= WORK REQUEST 1 =
In the forum post about Aerospike freeing memory only after restart, list every device path given in the storage-engine block of the cache namespace.
= WORK REQUEST 2 =
Retype everything in the Aerospike memory post from "device /dev/sdc" down to "not being freed.", with no changes.

= DOCUMENT SEGMENT =
::::

Aerospike frees memory only after restart


#1

Hello everyone!

We have an aerospike cluster with 3 nodes. The cluster is configured this way:

service {
  user root
  group root

  paxos-single-replica-limit 1 # Number of nodes where the replica count is automatically reduced to 1
  pidfile /run/aerospike/asd.pid

  batch-threads 20
  service-threads 20
  transaction-threads-per-queue 20
  transaction-queues 20
  proto-fd-max 64000
  nsup-period 30
  migrate-threads 10
  }

logging {
  file /dev/stdout {
    context any info
  }
}

network {
  service {
    address any
    port 3000
    access-address 10.0.0.10
  }

  fabric {
    port 3001
  }

  info {
    port 3003
  }

  heartbeat {
    mode mesh
    port 3002
    interval 150
    timeout 10

    mesh-seed-address-port 10.0.0.10 3002
    mesh-seed-address-port 10.0.0.11 3002
    mesh-seed-address-port 10.0.0.12 3002
      }
}

namespace cache {
  memory-size 232067M

  high-water-memory-pct 65
  ldt-enabled true
  replication-factor 2
  max-ttl 2d
  high-water-disk-pct 65
  cold-start-evict-ttl 172800
  evict-hist-buckets 1000
  evict-tenths-pct 25
  default-ttl 1d

  storage-engine device {
    write-block-size 128K
    data-in-memory false
    scheduler-mode noop

    device /dev/sdc
    device /dev/sdd
    device /dev/sde
    device /dev/sdf
    device /dev/sdg
    device /dev/sdh
      }
}

The problem is that under the load memory usage is near to 50%. Delete queue size is jumping between 10k-80k but memory is not being freed.

::::

= EXCERPTED RECORDS =
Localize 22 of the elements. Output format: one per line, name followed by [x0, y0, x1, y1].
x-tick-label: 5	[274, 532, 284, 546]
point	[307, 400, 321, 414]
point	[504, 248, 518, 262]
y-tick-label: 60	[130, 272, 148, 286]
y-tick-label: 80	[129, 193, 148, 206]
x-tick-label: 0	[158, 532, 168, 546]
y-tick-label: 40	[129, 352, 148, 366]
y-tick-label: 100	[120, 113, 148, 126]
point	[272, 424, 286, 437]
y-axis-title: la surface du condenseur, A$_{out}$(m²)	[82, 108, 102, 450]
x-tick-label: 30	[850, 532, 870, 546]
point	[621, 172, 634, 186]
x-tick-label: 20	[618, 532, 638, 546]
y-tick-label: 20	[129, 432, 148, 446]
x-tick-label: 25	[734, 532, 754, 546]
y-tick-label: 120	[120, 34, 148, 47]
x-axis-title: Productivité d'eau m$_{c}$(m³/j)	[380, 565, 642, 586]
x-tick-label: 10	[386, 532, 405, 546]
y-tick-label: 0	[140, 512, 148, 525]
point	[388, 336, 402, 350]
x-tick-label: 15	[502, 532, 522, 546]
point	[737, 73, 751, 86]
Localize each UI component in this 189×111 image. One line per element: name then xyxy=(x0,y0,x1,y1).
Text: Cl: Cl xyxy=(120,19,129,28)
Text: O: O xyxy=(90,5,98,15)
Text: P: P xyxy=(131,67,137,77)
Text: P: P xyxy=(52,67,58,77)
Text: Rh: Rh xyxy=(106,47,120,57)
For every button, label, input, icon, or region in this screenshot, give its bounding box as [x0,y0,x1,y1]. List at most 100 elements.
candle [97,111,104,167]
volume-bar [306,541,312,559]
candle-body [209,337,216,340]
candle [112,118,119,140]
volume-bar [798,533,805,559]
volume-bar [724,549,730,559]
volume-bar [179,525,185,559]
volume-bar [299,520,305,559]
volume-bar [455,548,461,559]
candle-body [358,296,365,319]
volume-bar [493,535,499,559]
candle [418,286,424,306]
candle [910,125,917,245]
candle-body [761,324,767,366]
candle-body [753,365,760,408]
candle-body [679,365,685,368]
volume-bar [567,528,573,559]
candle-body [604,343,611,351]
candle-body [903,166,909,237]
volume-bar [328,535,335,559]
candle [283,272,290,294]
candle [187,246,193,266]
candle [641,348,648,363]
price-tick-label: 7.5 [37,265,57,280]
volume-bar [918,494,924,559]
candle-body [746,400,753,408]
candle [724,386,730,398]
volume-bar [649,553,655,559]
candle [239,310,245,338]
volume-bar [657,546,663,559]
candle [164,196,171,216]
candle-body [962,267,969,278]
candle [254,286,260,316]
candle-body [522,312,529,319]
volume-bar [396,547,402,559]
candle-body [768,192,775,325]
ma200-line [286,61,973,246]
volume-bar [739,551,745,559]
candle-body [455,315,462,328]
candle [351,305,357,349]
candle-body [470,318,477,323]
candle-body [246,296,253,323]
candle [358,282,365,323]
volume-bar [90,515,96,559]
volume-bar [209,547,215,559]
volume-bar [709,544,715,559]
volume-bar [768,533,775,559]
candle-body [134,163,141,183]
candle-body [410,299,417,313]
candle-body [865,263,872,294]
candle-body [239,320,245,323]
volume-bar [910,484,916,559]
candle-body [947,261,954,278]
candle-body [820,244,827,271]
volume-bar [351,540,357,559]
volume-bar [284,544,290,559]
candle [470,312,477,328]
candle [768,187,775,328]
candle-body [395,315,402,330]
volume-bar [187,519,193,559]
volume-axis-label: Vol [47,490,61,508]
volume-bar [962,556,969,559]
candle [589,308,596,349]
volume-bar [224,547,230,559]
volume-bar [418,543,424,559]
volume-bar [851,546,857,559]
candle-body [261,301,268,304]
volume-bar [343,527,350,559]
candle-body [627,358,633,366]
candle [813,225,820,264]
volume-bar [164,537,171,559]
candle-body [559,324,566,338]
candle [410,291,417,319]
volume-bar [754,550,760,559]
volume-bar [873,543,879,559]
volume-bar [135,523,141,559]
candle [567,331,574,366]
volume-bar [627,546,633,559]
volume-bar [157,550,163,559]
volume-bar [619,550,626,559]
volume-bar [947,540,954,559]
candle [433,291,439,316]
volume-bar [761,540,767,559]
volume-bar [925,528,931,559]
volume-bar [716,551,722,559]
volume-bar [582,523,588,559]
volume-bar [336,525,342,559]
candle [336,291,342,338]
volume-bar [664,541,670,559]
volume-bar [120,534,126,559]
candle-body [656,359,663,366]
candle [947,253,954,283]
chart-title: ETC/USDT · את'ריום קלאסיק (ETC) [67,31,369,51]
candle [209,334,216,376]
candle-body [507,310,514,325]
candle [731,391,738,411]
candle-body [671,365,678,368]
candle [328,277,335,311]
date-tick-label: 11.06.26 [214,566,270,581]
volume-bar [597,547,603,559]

::::

= WRITTEN RESPONSE 1 =
/dev/sdc
/dev/sdd
/dev/sde
/dev/sdf
/dev/sdg
/dev/sdh

= WRITTEN RESPONSE 2 =
device /dev/sdc
    device /dev/sdd
    device /dev/sde
    device /dev/sdf
    device /dev/sdg
    device /dev/sdh
      }
}

The problem is that under the load memory usage is near to 50%. Delete queue size is jumping between 10k-80k but memory is not being freed.